*WHAT YOU SHOULD DO*
Omit every picture and output the rest of the records exactly as they are.

Items from a figure collection:
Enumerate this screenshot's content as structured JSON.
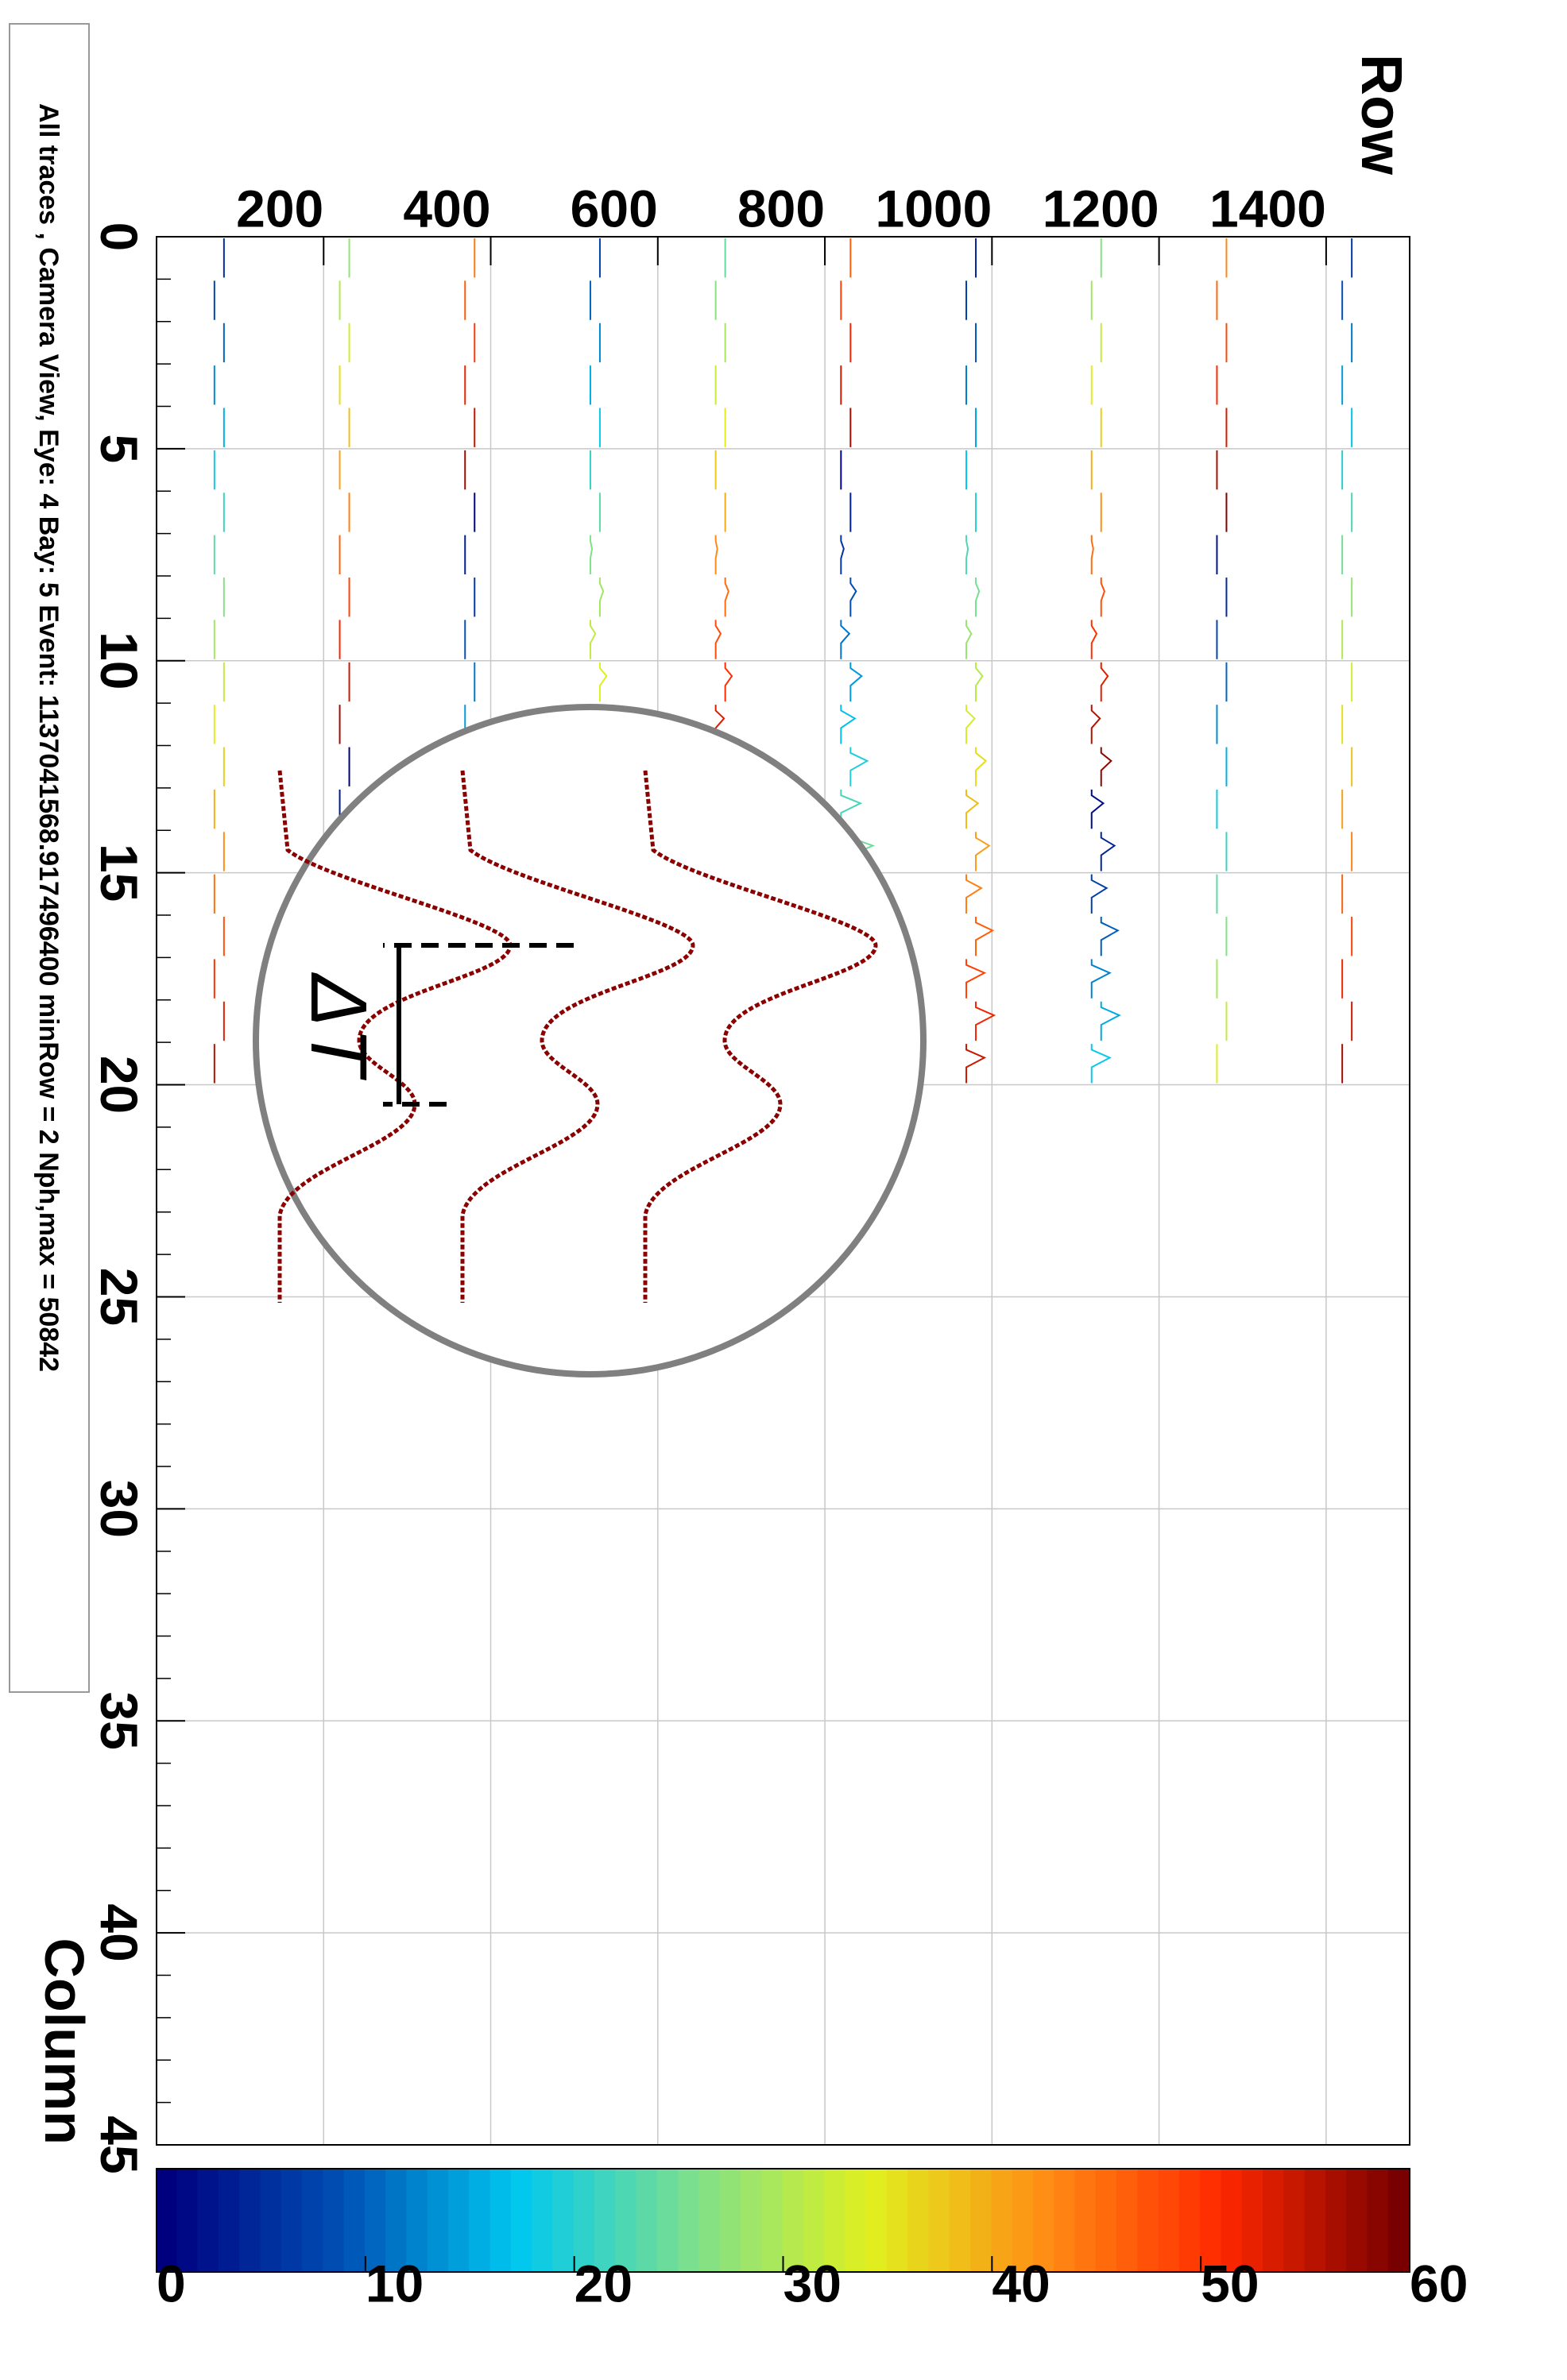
{
  "chart_data": {
    "type": "line",
    "title": "All traces , Camera View, Eye: 4 Bay: 5 Event: 1137041568.917496400 minRow = 2 Nph,max = 50842",
    "xlabel": "Column",
    "ylabel": "Row",
    "xlim": [
      0,
      45
    ],
    "ylim": [
      0,
      1500
    ],
    "x_ticks": [
      0,
      5,
      10,
      15,
      20,
      25,
      30,
      35,
      40,
      45
    ],
    "y_ticks": [
      200,
      400,
      600,
      800,
      1000,
      1200,
      1400
    ],
    "grid": true,
    "orientation": "rotated 90 degrees clockwise",
    "trace_block": {
      "columns": [
        0,
        20
      ],
      "rows": [
        0,
        1500
      ],
      "sub_columns": 10,
      "traces_per_block": 20
    },
    "colorbar": {
      "range": [
        0,
        60
      ],
      "ticks": [
        0,
        10,
        20,
        30,
        40,
        50,
        60
      ],
      "colormap": [
        "#00007f",
        "#0050b4",
        "#00c8f0",
        "#7ee08c",
        "#e0f01e",
        "#ff8c14",
        "#ff2800",
        "#780000"
      ]
    },
    "inset": {
      "annotation": "ΔT",
      "trace_count": 3,
      "trace_color": "#8b0000",
      "circle_color": "#808080"
    }
  }
}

*CORRECT RESULT*
Enumerate this screenshot's content as structured JSON.
{
  "chart_data": {
    "type": "line",
    "title": "All traces , Camera View, Eye: 4 Bay: 5 Event: 1137041568.917496400 minRow = 2 Nph,max = 50842",
    "xlabel": "Column",
    "ylabel": "Row",
    "xlim": [
      0,
      45
    ],
    "ylim": [
      0,
      1500
    ],
    "x_ticks": [
      0,
      5,
      10,
      15,
      20,
      25,
      30,
      35,
      40,
      45
    ],
    "y_ticks": [
      200,
      400,
      600,
      800,
      1000,
      1200,
      1400
    ],
    "grid": true,
    "orientation": "rotated 90 degrees clockwise",
    "trace_block": {
      "columns": [
        0,
        20
      ],
      "rows": [
        0,
        1500
      ],
      "sub_columns": 10,
      "traces_per_block": 20
    },
    "colorbar": {
      "range": [
        0,
        60
      ],
      "ticks": [
        0,
        10,
        20,
        30,
        40,
        50,
        60
      ],
      "colormap": [
        "#00007f",
        "#0050b4",
        "#00c8f0",
        "#7ee08c",
        "#e0f01e",
        "#ff8c14",
        "#ff2800",
        "#780000"
      ]
    },
    "inset": {
      "annotation": "ΔT",
      "trace_count": 3,
      "trace_color": "#8b0000",
      "circle_color": "#808080"
    }
  }
}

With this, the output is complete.